• **Written instruction**
Each entry below is to be written out exactly, and the pictures are to be left out.

• **Data in this exercise**
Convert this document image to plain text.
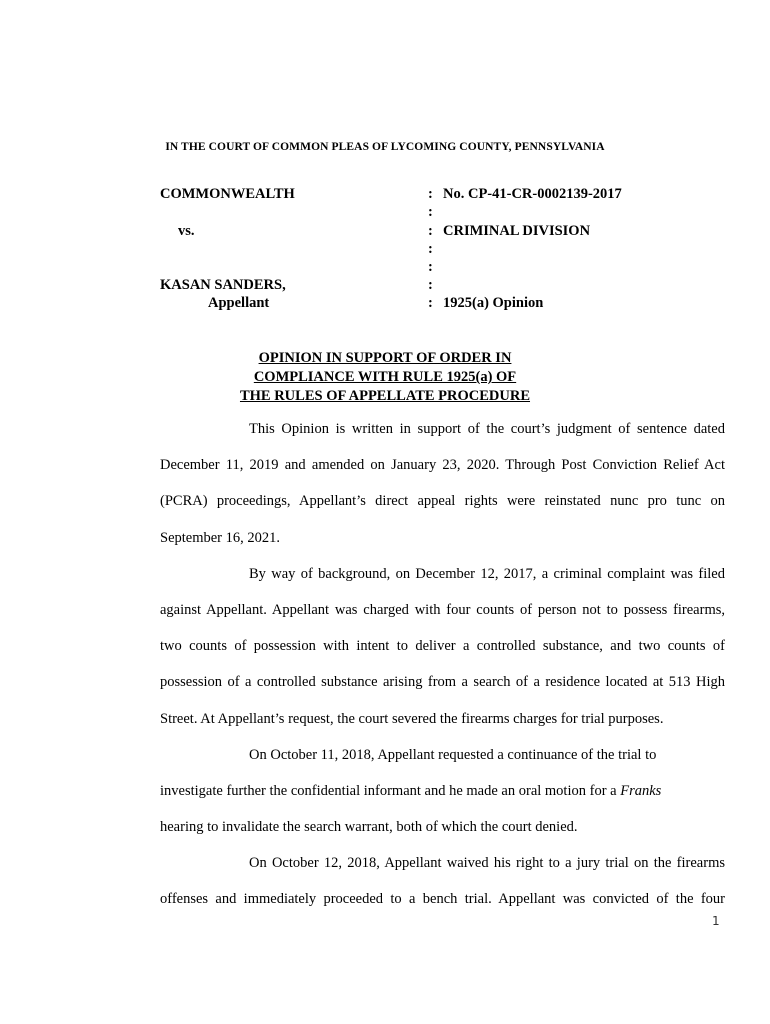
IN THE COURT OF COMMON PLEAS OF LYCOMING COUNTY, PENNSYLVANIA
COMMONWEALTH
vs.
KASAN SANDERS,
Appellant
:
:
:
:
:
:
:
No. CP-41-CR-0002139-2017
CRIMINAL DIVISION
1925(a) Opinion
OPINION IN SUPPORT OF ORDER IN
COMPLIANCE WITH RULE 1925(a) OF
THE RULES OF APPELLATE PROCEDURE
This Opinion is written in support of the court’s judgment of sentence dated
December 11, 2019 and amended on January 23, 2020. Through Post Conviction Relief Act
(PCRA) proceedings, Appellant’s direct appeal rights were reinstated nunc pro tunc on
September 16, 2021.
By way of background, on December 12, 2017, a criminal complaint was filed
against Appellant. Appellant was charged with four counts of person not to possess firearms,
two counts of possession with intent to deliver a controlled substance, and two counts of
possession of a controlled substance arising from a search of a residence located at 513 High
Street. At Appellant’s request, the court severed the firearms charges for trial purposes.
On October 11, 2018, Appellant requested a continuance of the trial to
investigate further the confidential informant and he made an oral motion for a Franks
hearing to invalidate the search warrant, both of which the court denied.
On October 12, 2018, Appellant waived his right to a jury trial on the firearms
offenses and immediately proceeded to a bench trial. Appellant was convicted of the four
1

• **Answer below**
Convert this document image to plain text.
IN THE COURT OF COMMON PLEAS OF LYCOMING COUNTY, PENNSYLVANIA
COMMONWEALTH
vs.
KASAN SANDERS,
Appellant
:
:
:
:
:
:
:
No. CP-41-CR-0002139-2017
CRIMINAL DIVISION
1925(a) Opinion
OPINION IN SUPPORT OF ORDER IN
COMPLIANCE WITH RULE 1925(a) OF
THE RULES OF APPELLATE PROCEDURE
This Opinion is written in support of the court’s judgment of sentence dated
December 11, 2019 and amended on January 23, 2020. Through Post Conviction Relief Act
(PCRA) proceedings, Appellant’s direct appeal rights were reinstated nunc pro tunc on
September 16, 2021.
By way of background, on December 12, 2017, a criminal complaint was filed
against Appellant. Appellant was charged with four counts of person not to possess firearms,
two counts of possession with intent to deliver a controlled substance, and two counts of
possession of a controlled substance arising from a search of a residence located at 513 High
Street. At Appellant’s request, the court severed the firearms charges for trial purposes.
On October 11, 2018, Appellant requested a continuance of the trial to
investigate further the confidential informant and he made an oral motion for a Franks
hearing to invalidate the search warrant, both of which the court denied.
On October 12, 2018, Appellant waived his right to a jury trial on the firearms
offenses and immediately proceeded to a bench trial. Appellant was convicted of the four
1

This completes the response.